> _Aim of the exercise_
Your task is to repeat all of the data exactly while excluding the pictures.

[Saved data entries]
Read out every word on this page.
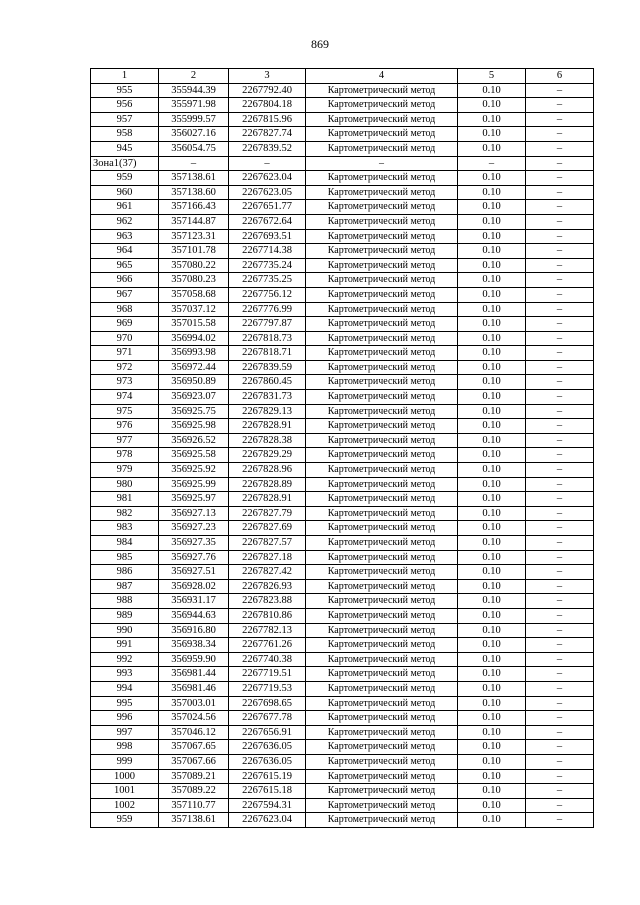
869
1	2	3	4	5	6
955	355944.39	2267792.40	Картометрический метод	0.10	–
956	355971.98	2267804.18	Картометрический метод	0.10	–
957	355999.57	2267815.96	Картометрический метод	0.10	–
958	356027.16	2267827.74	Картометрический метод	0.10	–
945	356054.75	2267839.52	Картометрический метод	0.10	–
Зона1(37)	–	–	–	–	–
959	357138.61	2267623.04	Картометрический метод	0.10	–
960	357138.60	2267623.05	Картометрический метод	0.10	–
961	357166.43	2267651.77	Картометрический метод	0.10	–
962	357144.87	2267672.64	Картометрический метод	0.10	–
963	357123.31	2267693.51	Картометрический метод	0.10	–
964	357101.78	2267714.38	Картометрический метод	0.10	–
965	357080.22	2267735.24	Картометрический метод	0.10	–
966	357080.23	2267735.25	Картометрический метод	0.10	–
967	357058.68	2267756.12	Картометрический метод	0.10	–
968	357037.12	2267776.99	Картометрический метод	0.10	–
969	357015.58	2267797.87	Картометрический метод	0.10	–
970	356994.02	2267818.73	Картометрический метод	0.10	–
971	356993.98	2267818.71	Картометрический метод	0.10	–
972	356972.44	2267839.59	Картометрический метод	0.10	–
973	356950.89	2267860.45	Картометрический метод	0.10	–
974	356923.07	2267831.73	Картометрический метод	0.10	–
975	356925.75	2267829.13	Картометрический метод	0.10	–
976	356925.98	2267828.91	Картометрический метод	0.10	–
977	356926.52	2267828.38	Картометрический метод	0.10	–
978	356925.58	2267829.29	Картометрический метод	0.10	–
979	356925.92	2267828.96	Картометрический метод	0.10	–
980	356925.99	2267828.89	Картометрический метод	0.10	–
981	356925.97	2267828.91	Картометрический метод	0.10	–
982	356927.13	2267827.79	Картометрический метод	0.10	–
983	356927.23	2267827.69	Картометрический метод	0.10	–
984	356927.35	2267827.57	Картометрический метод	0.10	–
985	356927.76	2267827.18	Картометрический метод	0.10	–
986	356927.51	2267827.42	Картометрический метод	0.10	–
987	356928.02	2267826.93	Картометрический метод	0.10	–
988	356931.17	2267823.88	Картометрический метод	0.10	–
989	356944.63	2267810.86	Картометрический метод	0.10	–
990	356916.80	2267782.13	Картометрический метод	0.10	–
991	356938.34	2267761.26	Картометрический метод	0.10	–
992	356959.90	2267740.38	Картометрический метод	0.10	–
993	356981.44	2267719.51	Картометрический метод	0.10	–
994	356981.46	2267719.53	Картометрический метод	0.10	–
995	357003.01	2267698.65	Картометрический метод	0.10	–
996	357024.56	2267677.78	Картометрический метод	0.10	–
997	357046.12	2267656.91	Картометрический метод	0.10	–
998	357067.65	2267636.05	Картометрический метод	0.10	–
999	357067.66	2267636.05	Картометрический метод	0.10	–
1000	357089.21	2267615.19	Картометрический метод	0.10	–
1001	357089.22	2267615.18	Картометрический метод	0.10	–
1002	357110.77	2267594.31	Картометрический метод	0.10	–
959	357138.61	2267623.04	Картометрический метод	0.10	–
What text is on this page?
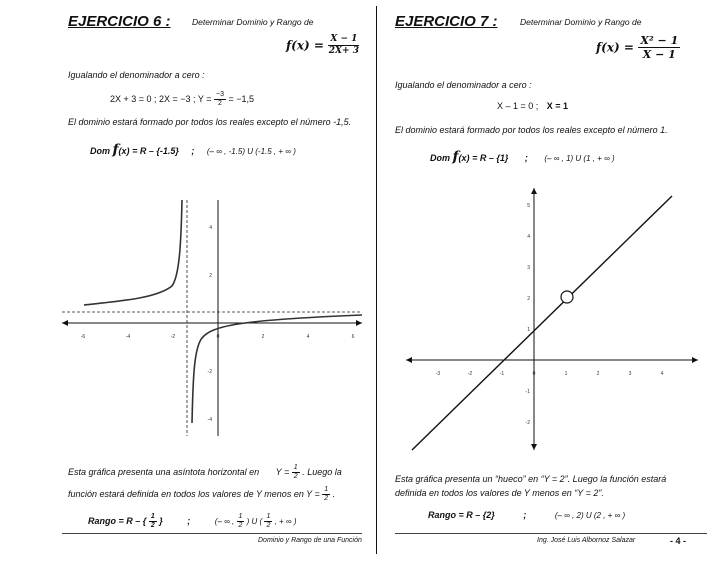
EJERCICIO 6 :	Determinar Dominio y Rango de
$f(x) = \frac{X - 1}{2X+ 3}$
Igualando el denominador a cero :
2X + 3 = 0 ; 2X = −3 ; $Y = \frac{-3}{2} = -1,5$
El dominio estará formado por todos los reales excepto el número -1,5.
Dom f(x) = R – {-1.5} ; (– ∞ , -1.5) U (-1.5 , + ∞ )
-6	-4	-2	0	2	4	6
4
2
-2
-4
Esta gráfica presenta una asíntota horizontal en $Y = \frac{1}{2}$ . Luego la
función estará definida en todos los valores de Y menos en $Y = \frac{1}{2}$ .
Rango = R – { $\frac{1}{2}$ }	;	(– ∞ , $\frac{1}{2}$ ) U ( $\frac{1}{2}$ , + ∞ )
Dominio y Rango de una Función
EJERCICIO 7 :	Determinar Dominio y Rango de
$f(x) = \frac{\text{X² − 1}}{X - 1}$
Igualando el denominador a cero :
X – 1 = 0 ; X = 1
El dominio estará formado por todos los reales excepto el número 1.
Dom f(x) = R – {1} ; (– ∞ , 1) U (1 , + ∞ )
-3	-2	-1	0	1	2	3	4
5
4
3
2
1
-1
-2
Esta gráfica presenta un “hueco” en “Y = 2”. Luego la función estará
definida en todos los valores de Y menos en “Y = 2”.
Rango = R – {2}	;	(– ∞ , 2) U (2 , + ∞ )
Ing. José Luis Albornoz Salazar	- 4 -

> _Solution to this problem_
Read out every word on this page.
869
1	2	3	4	5	6
955	355944.39	2267792.40	Картометрический метод	0.10	–
956	355971.98	2267804.18	Картометрический метод	0.10	–
957	355999.57	2267815.96	Картометрический метод	0.10	–
958	356027.16	2267827.74	Картометрический метод	0.10	–
945	356054.75	2267839.52	Картометрический метод	0.10	–
Зона1(37)	–	–	–	–	–
959	357138.61	2267623.04	Картометрический метод	0.10	–
960	357138.60	2267623.05	Картометрический метод	0.10	–
961	357166.43	2267651.77	Картометрический метод	0.10	–
962	357144.87	2267672.64	Картометрический метод	0.10	–
963	357123.31	2267693.51	Картометрический метод	0.10	–
964	357101.78	2267714.38	Картометрический метод	0.10	–
965	357080.22	2267735.24	Картометрический метод	0.10	–
966	357080.23	2267735.25	Картометрический метод	0.10	–
967	357058.68	2267756.12	Картометрический метод	0.10	–
968	357037.12	2267776.99	Картометрический метод	0.10	–
969	357015.58	2267797.87	Картометрический метод	0.10	–
970	356994.02	2267818.73	Картометрический метод	0.10	–
971	356993.98	2267818.71	Картометрический метод	0.10	–
972	356972.44	2267839.59	Картометрический метод	0.10	–
973	356950.89	2267860.45	Картометрический метод	0.10	–
974	356923.07	2267831.73	Картометрический метод	0.10	–
975	356925.75	2267829.13	Картометрический метод	0.10	–
976	356925.98	2267828.91	Картометрический метод	0.10	–
977	356926.52	2267828.38	Картометрический метод	0.10	–
978	356925.58	2267829.29	Картометрический метод	0.10	–
979	356925.92	2267828.96	Картометрический метод	0.10	–
980	356925.99	2267828.89	Картометрический метод	0.10	–
981	356925.97	2267828.91	Картометрический метод	0.10	–
982	356927.13	2267827.79	Картометрический метод	0.10	–
983	356927.23	2267827.69	Картометрический метод	0.10	–
984	356927.35	2267827.57	Картометрический метод	0.10	–
985	356927.76	2267827.18	Картометрический метод	0.10	–
986	356927.51	2267827.42	Картометрический метод	0.10	–
987	356928.02	2267826.93	Картометрический метод	0.10	–
988	356931.17	2267823.88	Картометрический метод	0.10	–
989	356944.63	2267810.86	Картометрический метод	0.10	–
990	356916.80	2267782.13	Картометрический метод	0.10	–
991	356938.34	2267761.26	Картометрический метод	0.10	–
992	356959.90	2267740.38	Картометрический метод	0.10	–
993	356981.44	2267719.51	Картометрический метод	0.10	–
994	356981.46	2267719.53	Картометрический метод	0.10	–
995	357003.01	2267698.65	Картометрический метод	0.10	–
996	357024.56	2267677.78	Картометрический метод	0.10	–
997	357046.12	2267656.91	Картометрический метод	0.10	–
998	357067.65	2267636.05	Картометрический метод	0.10	–
999	357067.66	2267636.05	Картометрический метод	0.10	–
1000	357089.21	2267615.19	Картометрический метод	0.10	–
1001	357089.22	2267615.18	Картометрический метод	0.10	–
1002	357110.77	2267594.31	Картометрический метод	0.10	–
959	357138.61	2267623.04	Картометрический метод	0.10	–
What text is on this page?
EJERCICIO 6 :	Determinar Dominio y Rango de
$f(x) = \frac{X - 1}{2X+ 3}$
Igualando el denominador a cero :
2X + 3 = 0 ; 2X = −3 ; $Y = \frac{-3}{2} = -1,5$
El dominio estará formado por todos los reales excepto el número -1,5.
Dom f(x) = R – {-1.5} ; (– ∞ , -1.5) U (-1.5 , + ∞ )
-6	-4	-2	0	2	4	6
4
2
-2
-4
Esta gráfica presenta una asíntota horizontal en $Y = \frac{1}{2}$ . Luego la
función estará definida en todos los valores de Y menos en $Y = \frac{1}{2}$ .
Rango = R – { $\frac{1}{2}$ }	;	(– ∞ , $\frac{1}{2}$ ) U ( $\frac{1}{2}$ , + ∞ )
Dominio y Rango de una Función
EJERCICIO 7 :	Determinar Dominio y Rango de
$f(x) = \frac{\text{X² − 1}}{X - 1}$
Igualando el denominador a cero :
X – 1 = 0 ; X = 1
El dominio estará formado por todos los reales excepto el número 1.
Dom f(x) = R – {1} ; (– ∞ , 1) U (1 , + ∞ )
-3	-2	-1	0	1	2	3	4
5
4
3
2
1
-1
-2
Esta gráfica presenta un “hueco” en “Y = 2”. Luego la función estará
definida en todos los valores de Y menos en “Y = 2”.
Rango = R – {2}	;	(– ∞ , 2) U (2 , + ∞ )
Ing. José Luis Albornoz Salazar	- 4 -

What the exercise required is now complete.